• [What is needed]: Look for the string "content" in the lines and copy each line that has it.

• [Supplied material]:
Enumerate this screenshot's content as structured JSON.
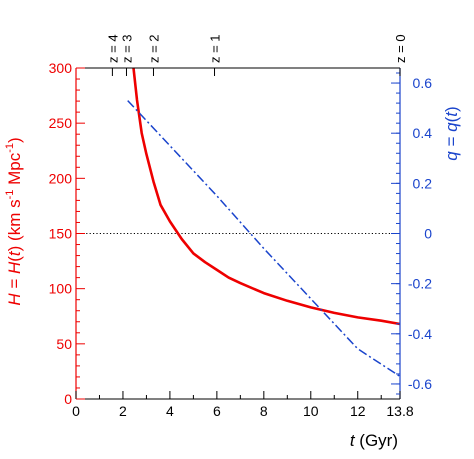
{
  "chart_data": {
    "type": "line",
    "xlabel_var": "t",
    "xlabel_unit": " (Gyr)",
    "x_ticks": [
      {
        "v": 0,
        "label": "0"
      },
      {
        "v": 2,
        "label": "2"
      },
      {
        "v": 4,
        "label": "4"
      },
      {
        "v": 6,
        "label": "6"
      },
      {
        "v": 8,
        "label": "8"
      },
      {
        "v": 10,
        "label": "10"
      },
      {
        "v": 12,
        "label": "12"
      },
      {
        "v": 13.8,
        "label": "13.8"
      }
    ],
    "xlim": [
      0,
      13.8
    ],
    "left_axis": {
      "label_parts": [
        "H",
        " = ",
        "H",
        "(",
        "t",
        ") (km s",
        "-1",
        " Mpc",
        "-1",
        ")"
      ],
      "ylim": [
        0,
        300
      ],
      "ticks": [
        0,
        50,
        100,
        150,
        200,
        250,
        300
      ],
      "color": "#ee0000"
    },
    "right_axis": {
      "label_parts": [
        "q",
        " = ",
        "q",
        "(",
        "t",
        ")"
      ],
      "ylim": [
        -0.66,
        0.66
      ],
      "ticks": [
        {
          "v": 0.6,
          "label": "0.6"
        },
        {
          "v": 0.4,
          "label": "0.4"
        },
        {
          "v": 0.2,
          "label": "0.2"
        },
        {
          "v": 0,
          "label": "0"
        },
        {
          "v": -0.2,
          "label": "-0.2"
        },
        {
          "v": -0.4,
          "label": "-0.4"
        },
        {
          "v": -0.6,
          "label": "-0.6"
        }
      ],
      "color": "#1a44cc"
    },
    "top_axis": {
      "labels": [
        {
          "t": 1.55,
          "label": "z = 4"
        },
        {
          "t": 2.15,
          "label": "z = 3"
        },
        {
          "t": 3.3,
          "label": "z = 2"
        },
        {
          "t": 5.9,
          "label": "z = 1"
        },
        {
          "t": 13.8,
          "label": "z = 0"
        }
      ]
    },
    "reference_line": {
      "axis": "right",
      "value": 0,
      "style": "dotted"
    },
    "series": [
      {
        "axis": "left",
        "style": "solid",
        "color": "#ee0000",
        "x": [
          2.45,
          2.6,
          2.8,
          3.0,
          3.3,
          3.6,
          4.0,
          4.5,
          5.0,
          5.5,
          6.0,
          6.5,
          7.0,
          8.0,
          9.0,
          10.0,
          11.0,
          12.0,
          13.0,
          13.8
        ],
        "y": [
          300,
          271,
          241,
          222,
          197,
          176,
          161,
          145,
          132,
          124,
          117,
          110,
          105,
          96,
          89,
          83,
          78,
          74,
          71,
          68
        ]
      },
      {
        "axis": "right",
        "style": "dashdot",
        "color": "#1a44cc",
        "x": [
          2.2,
          4.0,
          6.0,
          8.0,
          10.0,
          12.0,
          13.8
        ],
        "y": [
          0.53,
          0.35,
          0.15,
          -0.06,
          -0.26,
          -0.46,
          -0.57
        ]
      }
    ]
  }
}
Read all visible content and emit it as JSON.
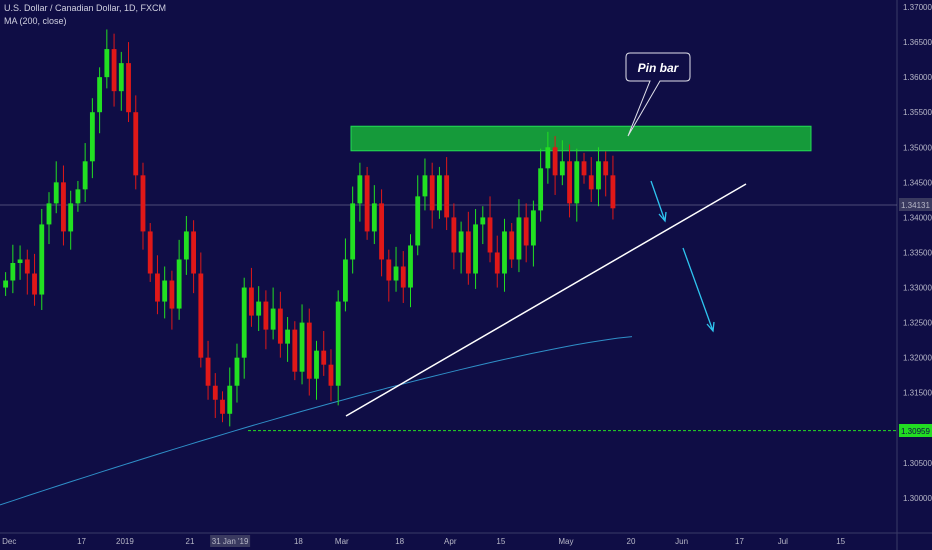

• [Solution to this task]:
Enumerate this screenshot's content as structured JSON.
Read all visible content and emit it as JSON.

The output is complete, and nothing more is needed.